### SET EXERCISE
Count how many lines of the data include "JSON". The answer is that number and nothing else.

-- start SUPPLIED RECORDS --

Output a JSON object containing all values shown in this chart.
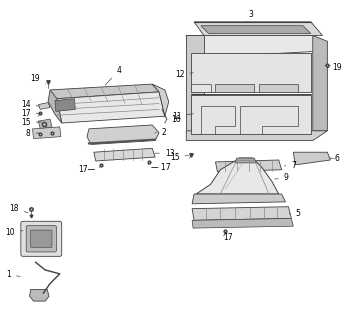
{
  "background_color": "#ffffff",
  "line_color": "#404040",
  "text_color": "#000000",
  "figsize": [
    3.43,
    3.2
  ],
  "dpi": 100,
  "gray_fill": "#d8d8d8",
  "gray_dark": "#909090"
}
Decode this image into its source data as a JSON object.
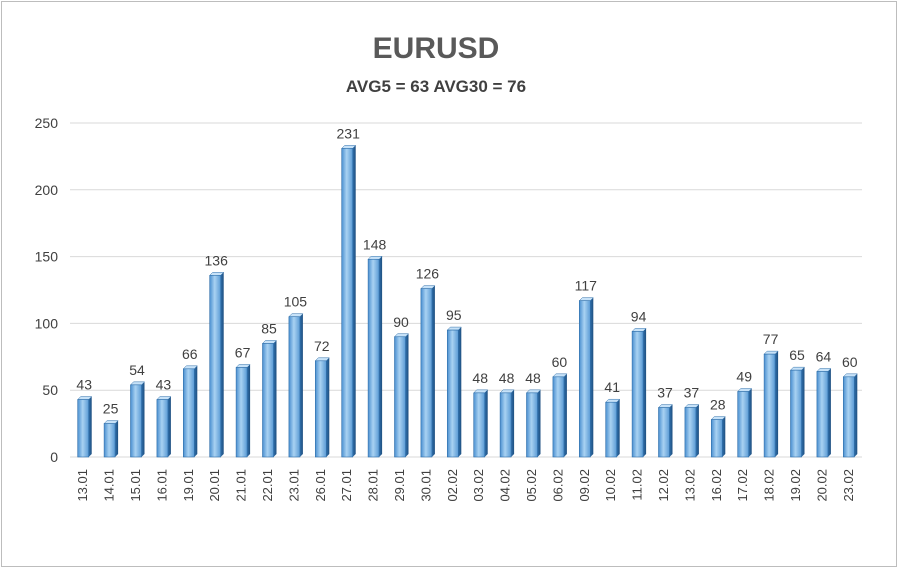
{
  "chart_data": {
    "type": "bar",
    "title": "EURUSD",
    "subtitle": "AVG5 = 63 AVG30 = 76",
    "xlabel": "",
    "ylabel": "",
    "ylim": [
      0,
      250
    ],
    "yticks": [
      0,
      50,
      100,
      150,
      200,
      250
    ],
    "grid": true,
    "legend": "none",
    "categories": [
      "13.01",
      "14.01",
      "15.01",
      "16.01",
      "19.01",
      "20.01",
      "21.01",
      "22.01",
      "23.01",
      "26.01",
      "27.01",
      "28.01",
      "29.01",
      "30.01",
      "02.02",
      "03.02",
      "04.02",
      "05.02",
      "06.02",
      "09.02",
      "10.02",
      "11.02",
      "12.02",
      "13.02",
      "16.02",
      "17.02",
      "18.02",
      "19.02",
      "20.02",
      "23.02"
    ],
    "values": [
      43,
      25,
      54,
      43,
      66,
      136,
      67,
      85,
      105,
      72,
      231,
      148,
      90,
      126,
      95,
      48,
      48,
      48,
      60,
      117,
      41,
      94,
      37,
      37,
      28,
      49,
      77,
      65,
      64,
      60
    ],
    "colors": {
      "bar_light": "#a8d0f0",
      "bar_dark": "#4a90d0",
      "bar_edge": "#2f6faa"
    }
  }
}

-- end SUPPLIED RECORDS --

### SOLUTION TO THE EXERCISE
2